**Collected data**
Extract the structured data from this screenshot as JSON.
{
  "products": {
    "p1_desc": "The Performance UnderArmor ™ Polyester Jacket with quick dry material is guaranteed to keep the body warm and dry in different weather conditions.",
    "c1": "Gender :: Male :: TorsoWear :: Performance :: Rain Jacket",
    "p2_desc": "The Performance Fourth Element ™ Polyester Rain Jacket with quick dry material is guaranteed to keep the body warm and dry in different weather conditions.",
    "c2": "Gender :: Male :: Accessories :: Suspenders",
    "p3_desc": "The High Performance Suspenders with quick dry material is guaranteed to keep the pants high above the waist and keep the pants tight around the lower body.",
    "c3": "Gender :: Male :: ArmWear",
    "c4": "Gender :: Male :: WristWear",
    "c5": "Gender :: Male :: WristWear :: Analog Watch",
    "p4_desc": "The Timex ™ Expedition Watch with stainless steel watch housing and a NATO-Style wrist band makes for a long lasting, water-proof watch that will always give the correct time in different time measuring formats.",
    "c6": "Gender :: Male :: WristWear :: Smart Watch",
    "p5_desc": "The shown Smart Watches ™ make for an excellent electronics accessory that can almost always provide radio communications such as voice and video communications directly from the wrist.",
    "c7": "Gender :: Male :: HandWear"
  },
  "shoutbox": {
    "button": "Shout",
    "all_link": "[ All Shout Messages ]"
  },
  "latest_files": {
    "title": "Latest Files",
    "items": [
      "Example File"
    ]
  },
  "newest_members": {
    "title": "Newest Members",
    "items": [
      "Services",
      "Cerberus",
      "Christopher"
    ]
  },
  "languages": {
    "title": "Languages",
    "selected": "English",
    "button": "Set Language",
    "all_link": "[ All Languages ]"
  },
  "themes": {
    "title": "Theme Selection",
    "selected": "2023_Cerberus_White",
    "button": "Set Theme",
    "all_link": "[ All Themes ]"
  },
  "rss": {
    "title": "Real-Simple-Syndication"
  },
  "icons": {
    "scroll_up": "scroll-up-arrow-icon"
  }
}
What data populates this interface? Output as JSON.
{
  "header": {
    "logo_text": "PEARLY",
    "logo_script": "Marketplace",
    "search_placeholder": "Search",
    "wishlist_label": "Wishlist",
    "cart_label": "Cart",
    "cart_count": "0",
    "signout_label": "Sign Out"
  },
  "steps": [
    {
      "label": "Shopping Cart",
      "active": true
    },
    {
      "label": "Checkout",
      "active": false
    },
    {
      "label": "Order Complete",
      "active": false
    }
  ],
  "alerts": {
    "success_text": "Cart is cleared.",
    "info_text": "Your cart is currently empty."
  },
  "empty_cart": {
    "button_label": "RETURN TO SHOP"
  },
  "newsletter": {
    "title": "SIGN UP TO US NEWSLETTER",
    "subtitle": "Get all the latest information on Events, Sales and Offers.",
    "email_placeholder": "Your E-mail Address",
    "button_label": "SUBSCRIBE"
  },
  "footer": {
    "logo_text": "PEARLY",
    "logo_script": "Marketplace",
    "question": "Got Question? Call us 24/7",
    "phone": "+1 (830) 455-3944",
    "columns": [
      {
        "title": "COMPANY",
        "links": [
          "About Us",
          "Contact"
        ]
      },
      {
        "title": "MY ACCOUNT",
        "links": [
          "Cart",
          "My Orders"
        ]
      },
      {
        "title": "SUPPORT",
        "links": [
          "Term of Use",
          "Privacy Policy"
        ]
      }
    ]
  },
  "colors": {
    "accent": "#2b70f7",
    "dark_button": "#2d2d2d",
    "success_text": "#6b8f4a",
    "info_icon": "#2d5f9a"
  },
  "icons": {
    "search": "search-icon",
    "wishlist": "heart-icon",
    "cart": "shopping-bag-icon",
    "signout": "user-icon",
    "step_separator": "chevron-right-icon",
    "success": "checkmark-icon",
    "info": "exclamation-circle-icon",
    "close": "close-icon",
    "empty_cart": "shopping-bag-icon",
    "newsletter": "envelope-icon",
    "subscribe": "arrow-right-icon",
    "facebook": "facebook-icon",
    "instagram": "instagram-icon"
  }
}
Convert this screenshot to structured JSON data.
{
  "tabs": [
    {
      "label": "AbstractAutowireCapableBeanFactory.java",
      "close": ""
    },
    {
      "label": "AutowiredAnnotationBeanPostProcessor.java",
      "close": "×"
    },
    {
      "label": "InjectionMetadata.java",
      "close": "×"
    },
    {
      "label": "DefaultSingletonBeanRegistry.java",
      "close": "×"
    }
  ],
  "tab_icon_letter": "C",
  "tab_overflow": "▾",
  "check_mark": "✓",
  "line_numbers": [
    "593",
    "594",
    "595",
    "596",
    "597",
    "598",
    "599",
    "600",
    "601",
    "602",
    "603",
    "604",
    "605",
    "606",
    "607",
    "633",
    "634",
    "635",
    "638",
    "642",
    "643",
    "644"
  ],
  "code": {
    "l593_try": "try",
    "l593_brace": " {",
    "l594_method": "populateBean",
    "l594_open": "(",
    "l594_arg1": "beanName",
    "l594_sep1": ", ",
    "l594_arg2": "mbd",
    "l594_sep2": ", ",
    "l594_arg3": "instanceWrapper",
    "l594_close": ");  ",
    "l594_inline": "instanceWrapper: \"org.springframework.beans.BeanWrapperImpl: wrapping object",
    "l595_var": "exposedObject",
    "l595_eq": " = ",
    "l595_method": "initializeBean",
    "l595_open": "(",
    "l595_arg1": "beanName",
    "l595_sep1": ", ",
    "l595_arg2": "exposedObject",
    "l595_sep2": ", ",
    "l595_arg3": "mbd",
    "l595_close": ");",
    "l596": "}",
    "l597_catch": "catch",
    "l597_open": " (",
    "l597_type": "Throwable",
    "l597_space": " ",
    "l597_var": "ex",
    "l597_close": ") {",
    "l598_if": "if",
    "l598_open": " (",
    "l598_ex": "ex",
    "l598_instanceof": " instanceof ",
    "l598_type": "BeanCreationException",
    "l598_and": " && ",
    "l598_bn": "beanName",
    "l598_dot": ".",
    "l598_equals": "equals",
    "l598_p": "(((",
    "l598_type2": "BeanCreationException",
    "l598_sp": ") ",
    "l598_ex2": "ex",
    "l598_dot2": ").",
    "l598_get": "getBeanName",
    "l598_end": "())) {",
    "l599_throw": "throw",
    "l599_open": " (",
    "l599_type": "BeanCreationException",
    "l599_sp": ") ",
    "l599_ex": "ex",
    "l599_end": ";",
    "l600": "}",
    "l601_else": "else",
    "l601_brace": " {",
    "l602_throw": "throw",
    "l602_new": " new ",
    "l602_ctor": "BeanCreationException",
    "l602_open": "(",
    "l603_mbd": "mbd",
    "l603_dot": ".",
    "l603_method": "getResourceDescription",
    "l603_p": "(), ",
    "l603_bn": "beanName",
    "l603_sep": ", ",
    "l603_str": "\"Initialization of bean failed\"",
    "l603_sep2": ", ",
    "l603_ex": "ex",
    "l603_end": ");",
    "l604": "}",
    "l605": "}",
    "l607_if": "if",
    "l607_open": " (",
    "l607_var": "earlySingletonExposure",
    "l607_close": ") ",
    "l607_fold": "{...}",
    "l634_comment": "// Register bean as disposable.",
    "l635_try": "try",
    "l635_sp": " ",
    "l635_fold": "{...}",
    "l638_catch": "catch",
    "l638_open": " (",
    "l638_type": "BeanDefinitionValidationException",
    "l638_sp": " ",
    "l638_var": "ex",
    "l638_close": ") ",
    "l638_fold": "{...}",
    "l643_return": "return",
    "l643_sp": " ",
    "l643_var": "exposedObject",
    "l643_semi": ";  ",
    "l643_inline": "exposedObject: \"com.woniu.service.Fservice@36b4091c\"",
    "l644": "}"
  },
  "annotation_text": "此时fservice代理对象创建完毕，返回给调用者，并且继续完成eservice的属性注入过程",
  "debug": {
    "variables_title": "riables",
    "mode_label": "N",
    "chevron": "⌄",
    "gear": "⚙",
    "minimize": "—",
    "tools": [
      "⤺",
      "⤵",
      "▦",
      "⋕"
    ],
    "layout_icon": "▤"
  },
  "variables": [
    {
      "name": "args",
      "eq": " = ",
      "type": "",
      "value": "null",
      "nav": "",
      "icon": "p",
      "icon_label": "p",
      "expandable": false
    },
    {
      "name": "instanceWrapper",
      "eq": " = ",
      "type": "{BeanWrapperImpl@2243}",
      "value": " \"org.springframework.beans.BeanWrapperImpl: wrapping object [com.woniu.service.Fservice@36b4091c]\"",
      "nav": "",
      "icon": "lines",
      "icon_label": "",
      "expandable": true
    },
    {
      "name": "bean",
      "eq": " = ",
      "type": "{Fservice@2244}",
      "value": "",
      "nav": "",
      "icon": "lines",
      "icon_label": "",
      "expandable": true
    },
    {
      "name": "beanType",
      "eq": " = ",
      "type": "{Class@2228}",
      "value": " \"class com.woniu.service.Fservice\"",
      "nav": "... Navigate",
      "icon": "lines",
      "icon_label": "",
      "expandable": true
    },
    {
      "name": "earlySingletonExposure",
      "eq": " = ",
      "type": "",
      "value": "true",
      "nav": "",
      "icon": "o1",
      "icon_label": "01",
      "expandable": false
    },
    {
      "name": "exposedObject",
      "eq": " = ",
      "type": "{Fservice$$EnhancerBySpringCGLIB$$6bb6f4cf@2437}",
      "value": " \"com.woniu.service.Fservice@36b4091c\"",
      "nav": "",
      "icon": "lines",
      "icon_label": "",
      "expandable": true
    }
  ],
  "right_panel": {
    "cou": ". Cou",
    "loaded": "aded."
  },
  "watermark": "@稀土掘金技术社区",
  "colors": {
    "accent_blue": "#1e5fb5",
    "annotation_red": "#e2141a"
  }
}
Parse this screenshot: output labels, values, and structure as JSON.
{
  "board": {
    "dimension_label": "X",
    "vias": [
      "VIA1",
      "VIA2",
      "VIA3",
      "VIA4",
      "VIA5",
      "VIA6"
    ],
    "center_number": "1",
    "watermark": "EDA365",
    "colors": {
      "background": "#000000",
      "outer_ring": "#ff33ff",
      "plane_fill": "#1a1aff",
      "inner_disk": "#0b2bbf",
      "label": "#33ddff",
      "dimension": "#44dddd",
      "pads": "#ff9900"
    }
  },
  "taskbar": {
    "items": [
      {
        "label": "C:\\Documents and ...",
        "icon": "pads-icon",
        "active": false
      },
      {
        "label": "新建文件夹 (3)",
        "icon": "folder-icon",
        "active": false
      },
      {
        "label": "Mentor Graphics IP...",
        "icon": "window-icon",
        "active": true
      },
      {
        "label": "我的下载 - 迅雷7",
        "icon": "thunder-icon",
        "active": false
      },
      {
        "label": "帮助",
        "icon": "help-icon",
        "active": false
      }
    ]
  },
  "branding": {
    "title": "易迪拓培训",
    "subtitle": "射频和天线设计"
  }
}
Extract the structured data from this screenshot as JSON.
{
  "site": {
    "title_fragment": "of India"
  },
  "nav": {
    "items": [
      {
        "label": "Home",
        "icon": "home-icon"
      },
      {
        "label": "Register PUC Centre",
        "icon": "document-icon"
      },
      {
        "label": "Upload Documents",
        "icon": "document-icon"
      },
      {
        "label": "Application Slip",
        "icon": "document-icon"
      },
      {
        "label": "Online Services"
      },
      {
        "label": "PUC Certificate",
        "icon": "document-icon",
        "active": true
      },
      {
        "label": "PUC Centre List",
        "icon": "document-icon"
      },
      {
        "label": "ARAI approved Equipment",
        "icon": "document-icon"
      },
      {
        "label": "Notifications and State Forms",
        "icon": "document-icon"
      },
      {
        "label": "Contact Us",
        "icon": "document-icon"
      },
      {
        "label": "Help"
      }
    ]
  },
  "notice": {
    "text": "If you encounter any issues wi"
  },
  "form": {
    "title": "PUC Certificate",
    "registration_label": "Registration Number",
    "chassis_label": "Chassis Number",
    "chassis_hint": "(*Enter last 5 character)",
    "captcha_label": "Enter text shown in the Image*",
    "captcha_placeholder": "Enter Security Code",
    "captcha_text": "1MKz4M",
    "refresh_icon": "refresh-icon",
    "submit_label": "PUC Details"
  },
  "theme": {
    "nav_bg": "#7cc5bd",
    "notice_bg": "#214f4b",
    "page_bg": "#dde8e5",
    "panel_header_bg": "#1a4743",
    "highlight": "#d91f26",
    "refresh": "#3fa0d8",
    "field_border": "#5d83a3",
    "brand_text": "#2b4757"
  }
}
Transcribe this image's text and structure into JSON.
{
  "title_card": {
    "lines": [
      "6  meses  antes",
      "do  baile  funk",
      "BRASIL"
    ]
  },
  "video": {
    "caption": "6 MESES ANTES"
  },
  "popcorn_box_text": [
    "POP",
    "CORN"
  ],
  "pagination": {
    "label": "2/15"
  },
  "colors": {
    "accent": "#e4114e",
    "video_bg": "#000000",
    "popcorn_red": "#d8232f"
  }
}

**What is expected**
Beginning at the line that holds "Transcribe this image's", write out word for word each line through the end of the records.

**Written solution**
Transcribe this image's text and structure into JSON.
{
  "title_card": {
    "lines": [
      "6  meses  antes",
      "do  baile  funk",
      "BRASIL"
    ]
  },
  "video": {
    "caption": "6 MESES ANTES"
  },
  "popcorn_box_text": [
    "POP",
    "CORN"
  ],
  "pagination": {
    "label": "2/15"
  },
  "colors": {
    "accent": "#e4114e",
    "video_bg": "#000000",
    "popcorn_red": "#d8232f"
  }
}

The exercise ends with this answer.